▸ **What you need to do**
Output the data below in full, character for character.
___ Data for this task
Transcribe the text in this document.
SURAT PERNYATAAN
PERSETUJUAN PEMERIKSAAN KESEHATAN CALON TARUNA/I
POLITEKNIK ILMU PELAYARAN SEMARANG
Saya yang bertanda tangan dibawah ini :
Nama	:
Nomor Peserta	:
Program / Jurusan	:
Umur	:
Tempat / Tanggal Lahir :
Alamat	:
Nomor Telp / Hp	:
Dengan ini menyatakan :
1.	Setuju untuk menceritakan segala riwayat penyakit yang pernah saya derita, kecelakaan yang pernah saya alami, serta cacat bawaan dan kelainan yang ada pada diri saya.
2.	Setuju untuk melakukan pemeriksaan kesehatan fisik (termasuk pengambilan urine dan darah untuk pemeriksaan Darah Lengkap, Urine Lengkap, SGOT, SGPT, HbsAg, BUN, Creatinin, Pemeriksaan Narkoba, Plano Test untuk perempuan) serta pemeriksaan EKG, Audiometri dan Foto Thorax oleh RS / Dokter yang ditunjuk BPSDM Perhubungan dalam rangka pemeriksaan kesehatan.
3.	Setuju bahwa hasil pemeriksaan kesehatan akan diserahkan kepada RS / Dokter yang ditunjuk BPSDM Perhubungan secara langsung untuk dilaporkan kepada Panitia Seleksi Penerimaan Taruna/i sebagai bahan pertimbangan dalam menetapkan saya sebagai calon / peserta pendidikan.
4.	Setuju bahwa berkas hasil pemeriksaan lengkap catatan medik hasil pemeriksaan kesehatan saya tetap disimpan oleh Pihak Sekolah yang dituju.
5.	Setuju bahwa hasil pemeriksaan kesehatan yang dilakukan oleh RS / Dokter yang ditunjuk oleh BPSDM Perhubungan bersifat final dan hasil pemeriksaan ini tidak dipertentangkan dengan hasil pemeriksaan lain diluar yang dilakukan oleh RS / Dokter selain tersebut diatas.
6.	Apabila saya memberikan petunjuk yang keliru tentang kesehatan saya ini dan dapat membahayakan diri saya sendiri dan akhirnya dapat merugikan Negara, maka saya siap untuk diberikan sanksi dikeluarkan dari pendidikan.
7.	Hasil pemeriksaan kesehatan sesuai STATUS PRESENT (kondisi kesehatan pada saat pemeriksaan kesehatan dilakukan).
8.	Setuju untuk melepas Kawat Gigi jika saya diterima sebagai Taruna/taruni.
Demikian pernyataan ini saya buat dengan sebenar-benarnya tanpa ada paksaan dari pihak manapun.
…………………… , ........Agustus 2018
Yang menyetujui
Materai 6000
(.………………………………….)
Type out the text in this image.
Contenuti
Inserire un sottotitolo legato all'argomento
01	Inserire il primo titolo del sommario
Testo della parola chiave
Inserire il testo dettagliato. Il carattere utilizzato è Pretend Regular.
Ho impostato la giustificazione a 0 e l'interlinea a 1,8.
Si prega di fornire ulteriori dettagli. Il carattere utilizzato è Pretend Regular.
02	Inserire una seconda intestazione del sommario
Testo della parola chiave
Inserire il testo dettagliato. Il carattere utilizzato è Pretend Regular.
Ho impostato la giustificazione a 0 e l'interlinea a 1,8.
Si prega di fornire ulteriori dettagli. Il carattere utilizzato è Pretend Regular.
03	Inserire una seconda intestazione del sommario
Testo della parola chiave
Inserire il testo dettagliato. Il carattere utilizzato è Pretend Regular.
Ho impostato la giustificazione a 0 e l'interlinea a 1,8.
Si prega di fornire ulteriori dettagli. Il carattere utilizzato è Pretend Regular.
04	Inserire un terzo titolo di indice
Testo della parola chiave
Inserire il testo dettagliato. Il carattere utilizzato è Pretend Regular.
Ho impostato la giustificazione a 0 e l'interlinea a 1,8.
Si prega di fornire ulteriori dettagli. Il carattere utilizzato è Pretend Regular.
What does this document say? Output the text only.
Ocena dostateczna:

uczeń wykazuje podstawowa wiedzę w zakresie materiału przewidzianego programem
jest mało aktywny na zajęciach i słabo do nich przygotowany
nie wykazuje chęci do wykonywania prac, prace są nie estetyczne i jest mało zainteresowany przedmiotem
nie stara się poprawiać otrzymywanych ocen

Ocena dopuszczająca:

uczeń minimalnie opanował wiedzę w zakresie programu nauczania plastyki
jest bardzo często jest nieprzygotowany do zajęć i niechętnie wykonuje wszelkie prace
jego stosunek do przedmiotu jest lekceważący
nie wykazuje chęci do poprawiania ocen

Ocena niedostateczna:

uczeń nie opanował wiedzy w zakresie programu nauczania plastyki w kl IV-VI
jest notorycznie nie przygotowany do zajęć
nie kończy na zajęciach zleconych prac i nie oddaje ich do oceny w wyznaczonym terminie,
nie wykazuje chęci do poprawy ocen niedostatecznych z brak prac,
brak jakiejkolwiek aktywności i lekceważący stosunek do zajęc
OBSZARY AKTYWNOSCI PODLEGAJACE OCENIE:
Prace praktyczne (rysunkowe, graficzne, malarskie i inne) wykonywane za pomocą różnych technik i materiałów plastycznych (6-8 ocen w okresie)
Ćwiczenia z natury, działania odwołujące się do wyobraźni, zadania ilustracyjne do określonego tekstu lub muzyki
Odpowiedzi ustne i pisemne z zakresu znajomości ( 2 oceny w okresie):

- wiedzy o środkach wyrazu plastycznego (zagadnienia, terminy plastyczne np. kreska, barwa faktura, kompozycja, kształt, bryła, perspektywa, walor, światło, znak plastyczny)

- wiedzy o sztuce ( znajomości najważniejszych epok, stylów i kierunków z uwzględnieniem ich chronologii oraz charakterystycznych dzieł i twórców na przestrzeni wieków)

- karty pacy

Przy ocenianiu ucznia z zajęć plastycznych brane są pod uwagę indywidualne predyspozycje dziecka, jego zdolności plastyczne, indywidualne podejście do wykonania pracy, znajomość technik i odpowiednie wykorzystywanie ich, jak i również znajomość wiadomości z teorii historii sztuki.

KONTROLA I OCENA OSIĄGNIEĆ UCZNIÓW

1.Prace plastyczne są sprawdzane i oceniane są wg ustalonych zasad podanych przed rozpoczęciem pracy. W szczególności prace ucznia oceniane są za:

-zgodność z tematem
______
▸ **Answer in full**
Transcribe the text in this document.
SURAT PERNYATAAN
PERSETUJUAN PEMERIKSAAN KESEHATAN CALON TARUNA/I
POLITEKNIK ILMU PELAYARAN SEMARANG
Saya yang bertanda tangan dibawah ini :
Nama	:
Nomor Peserta	:
Program / Jurusan	:
Umur	:
Tempat / Tanggal Lahir :
Alamat	:
Nomor Telp / Hp	:
Dengan ini menyatakan :
1.	Setuju untuk menceritakan segala riwayat penyakit yang pernah saya derita, kecelakaan yang pernah saya alami, serta cacat bawaan dan kelainan yang ada pada diri saya.
2.	Setuju untuk melakukan pemeriksaan kesehatan fisik (termasuk pengambilan urine dan darah untuk pemeriksaan Darah Lengkap, Urine Lengkap, SGOT, SGPT, HbsAg, BUN, Creatinin, Pemeriksaan Narkoba, Plano Test untuk perempuan) serta pemeriksaan EKG, Audiometri dan Foto Thorax oleh RS / Dokter yang ditunjuk BPSDM Perhubungan dalam rangka pemeriksaan kesehatan.
3.	Setuju bahwa hasil pemeriksaan kesehatan akan diserahkan kepada RS / Dokter yang ditunjuk BPSDM Perhubungan secara langsung untuk dilaporkan kepada Panitia Seleksi Penerimaan Taruna/i sebagai bahan pertimbangan dalam menetapkan saya sebagai calon / peserta pendidikan.
4.	Setuju bahwa berkas hasil pemeriksaan lengkap catatan medik hasil pemeriksaan kesehatan saya tetap disimpan oleh Pihak Sekolah yang dituju.
5.	Setuju bahwa hasil pemeriksaan kesehatan yang dilakukan oleh RS / Dokter yang ditunjuk oleh BPSDM Perhubungan bersifat final dan hasil pemeriksaan ini tidak dipertentangkan dengan hasil pemeriksaan lain diluar yang dilakukan oleh RS / Dokter selain tersebut diatas.
6.	Apabila saya memberikan petunjuk yang keliru tentang kesehatan saya ini dan dapat membahayakan diri saya sendiri dan akhirnya dapat merugikan Negara, maka saya siap untuk diberikan sanksi dikeluarkan dari pendidikan.
7.	Hasil pemeriksaan kesehatan sesuai STATUS PRESENT (kondisi kesehatan pada saat pemeriksaan kesehatan dilakukan).
8.	Setuju untuk melepas Kawat Gigi jika saya diterima sebagai Taruna/taruni.
Demikian pernyataan ini saya buat dengan sebenar-benarnya tanpa ada paksaan dari pihak manapun.
…………………… , ........Agustus 2018
Yang menyetujui
Materai 6000
(.………………………………….)
Type out the text in this image.
Contenuti
Inserire un sottotitolo legato all'argomento
01	Inserire il primo titolo del sommario
Testo della parola chiave
Inserire il testo dettagliato. Il carattere utilizzato è Pretend Regular.
Ho impostato la giustificazione a 0 e l'interlinea a 1,8.
Si prega di fornire ulteriori dettagli. Il carattere utilizzato è Pretend Regular.
02	Inserire una seconda intestazione del sommario
Testo della parola chiave
Inserire il testo dettagliato. Il carattere utilizzato è Pretend Regular.
Ho impostato la giustificazione a 0 e l'interlinea a 1,8.
Si prega di fornire ulteriori dettagli. Il carattere utilizzato è Pretend Regular.
03	Inserire una seconda intestazione del sommario
Testo della parola chiave
Inserire il testo dettagliato. Il carattere utilizzato è Pretend Regular.
Ho impostato la giustificazione a 0 e l'interlinea a 1,8.
Si prega di fornire ulteriori dettagli. Il carattere utilizzato è Pretend Regular.
04	Inserire un terzo titolo di indice
Testo della parola chiave
Inserire il testo dettagliato. Il carattere utilizzato è Pretend Regular.
Ho impostato la giustificazione a 0 e l'interlinea a 1,8.
Si prega di fornire ulteriori dettagli. Il carattere utilizzato è Pretend Regular.
What does this document say? Output the text only.
Ocena dostateczna:

uczeń wykazuje podstawowa wiedzę w zakresie materiału przewidzianego programem
jest mało aktywny na zajęciach i słabo do nich przygotowany
nie wykazuje chęci do wykonywania prac, prace są nie estetyczne i jest mało zainteresowany przedmiotem
nie stara się poprawiać otrzymywanych ocen

Ocena dopuszczająca:

uczeń minimalnie opanował wiedzę w zakresie programu nauczania plastyki
jest bardzo często jest nieprzygotowany do zajęć i niechętnie wykonuje wszelkie prace
jego stosunek do przedmiotu jest lekceważący
nie wykazuje chęci do poprawiania ocen

Ocena niedostateczna:

uczeń nie opanował wiedzy w zakresie programu nauczania plastyki w kl IV-VI
jest notorycznie nie przygotowany do zajęć
nie kończy na zajęciach zleconych prac i nie oddaje ich do oceny w wyznaczonym terminie,
nie wykazuje chęci do poprawy ocen niedostatecznych z brak prac,
brak jakiejkolwiek aktywności i lekceważący stosunek do zajęc
OBSZARY AKTYWNOSCI PODLEGAJACE OCENIE:
Prace praktyczne (rysunkowe, graficzne, malarskie i inne) wykonywane za pomocą różnych technik i materiałów plastycznych (6-8 ocen w okresie)
Ćwiczenia z natury, działania odwołujące się do wyobraźni, zadania ilustracyjne do określonego tekstu lub muzyki
Odpowiedzi ustne i pisemne z zakresu znajomości ( 2 oceny w okresie):

- wiedzy o środkach wyrazu plastycznego (zagadnienia, terminy plastyczne np. kreska, barwa faktura, kompozycja, kształt, bryła, perspektywa, walor, światło, znak plastyczny)

- wiedzy o sztuce ( znajomości najważniejszych epok, stylów i kierunków z uwzględnieniem ich chronologii oraz charakterystycznych dzieł i twórców na przestrzeni wieków)

- karty pacy

Przy ocenianiu ucznia z zajęć plastycznych brane są pod uwagę indywidualne predyspozycje dziecka, jego zdolności plastyczne, indywidualne podejście do wykonania pracy, znajomość technik i odpowiednie wykorzystywanie ich, jak i również znajomość wiadomości z teorii historii sztuki.

KONTROLA I OCENA OSIĄGNIEĆ UCZNIÓW

1.Prace plastyczne są sprawdzane i oceniane są wg ustalonych zasad podanych przed rozpoczęciem pracy. W szczególności prace ucznia oceniane są za:

-zgodność z tematem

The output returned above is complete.